### TEXTO

Acórdão do Tribunal da Relação de Coimbra
Processo:
223/08.4TBSRE-A.C1
Nº Convencional: JTRC
Relator: CARLOS QUERIDO
Descritores: PROVA PERICIAL
OBJECTO
Data do Acordão: 09/28/2010
Votação: UNANIMIDADE
Tribunal Recurso: SOURE
Texto Integral: S
Meio Processual: APELAÇÃO
Decisão: REVOGADA
Legislação Nacional: ARTS.265 Nº3, 569, 576, 578 CPC, 44, 45 CCJ
Sumário: 1. Tendo os réus requerido a realização de prova pericial, sem que procedessem ao pagamento do preparo devido, previsto no n.º 1 do artigo 44.º do CCJ, e vindo a ser decretada a não realização da diligência, nos termos da alínea a) do n.º 1 do artigo 45.º CCJ, verificou-se, não a desistência, que implicaria a anuência da parte contrária, prevista no artigo 576.º do CPC, mas sim o incumprimento de um ónus que sobre eles recaía, correspondendo a tal omissão a sanção de não realização da diligência requerida.

2. Propondo a autora, na sequência da notificação prevista no nº1 do art.578 CPC, a ampliação do objecto da perícia, com a formulação de quesitos adicionais, sem requerer a restrição ou a rejeição dos anteriormente propostos pelos réus, deverá considerar-se que usou a faculdade de “aderir” ao objecto proposto, prevista no citado normativo.

3. Em virtude dessa adesão, os quesitos em causa, apesar de serem inicialmente da iniciativa dos réus, passam a considerar-se propostos por ambas as partes.

######

PROBLEMAS E TAREFAS -
1. Qual é o tribunal que assina o acórdão sobre prova pericial?
2. No acórdão sobre prova pericial, reescreva a parte que abre com as palavras que contêm "3. Em virtude" e fecha com "ambas as partes.". Nessa parte, troque "quesitos" por "pontos".
3. Retome o acórdão sobre prova pericial e dê-lhe continuidade a partir da última frase apresentada.

### EXTRATO DE DADOS

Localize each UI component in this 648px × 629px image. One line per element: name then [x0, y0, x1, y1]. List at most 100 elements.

######

RESULTADOS DAS TAREFAS -
1. O Tribunal da Relação de Coimbra.

2.
3. Em virtude dessa adesão, os pontos em causa, apesar de serem inicialmente da iniciativa dos réus, passam a considerar-se propostos por ambas as partes.

3.
4. Consequentemente, prosseguindo a perícia por iniciativa da autora, que para o efeito pagou o respectivo preparo, a mesma terá que ter por objecto: i) os quesitos que a autora formulou na sequência da notificação prevista no n.º 1 do artigo 578.º do CPC; ii) os quesitos inicialmente formulados pelos réus, aos quais a autora “aderiu”, nos termos do citado normativo.

Decisão Texto Integral: Acordam no Tribunal da Relação de Coimbra

I. Relatório
Na acção com processo sumário n.º 223/08.4TBSRE, que corre termos no Tribunal Judicial de Soure, dos quais foi extraída a presente certidão, onde é autora M (…) e réus J (…) e esposa, os réus requereram a realização de prova pericial, com indicação dos respectivos quesitos, tendo sido a referida prova admitida por despacho certificado a fls. 17, no qual foi determinada a notificação da autora para os efeitos do disposto no n.º 1 do artigo 578.º do CPC.
Na sequência da referida notificação, a autora veio «propor a ampliação do objecto da perícia apresentada pela parte adversa, para o que, em separado, apresenta os competentes quesitos».
Em 19.04.2010, foi proferido nos autos o seguinte despacho:
«Compulsados os autos verifica-se que a R., que solicitou a perícia ordenada nos autos, não efectuou o pagamento do respectivo preparo para despesas.
A consequência legal do não pagamento oportuno do preparo para despesas encontra-se prevista no artigo 45°/1-a do CCJ, não tendo o código qualquer previsão para notificação da parte faltosa para pagamento extemporâneo dos preparos.
Em consequência, não será a perícia realizada no tocante aos quesitos indicados pelo R.
Notifique.
Considerando que a A. pagou os preparos decorrentes da sua ampliação do pedido de perícia, notifique-a para informar se, não obstante, ainda pretende a realização da perícia apenas quanto aos quesitos por si indicados
Não se conformando, a autora interpôs recurso de apelação, no qual formula as conclusões que se sintetizam nestes termos:

1.ª A recorrente tem a seu cargo o ónus da prova dos factos constitutivos do direito que alega.

2.ª A recorrente acedeu ao teor do requerimento de prova pericial dos recorridos, que não se afigurou dilatório nem impertinente.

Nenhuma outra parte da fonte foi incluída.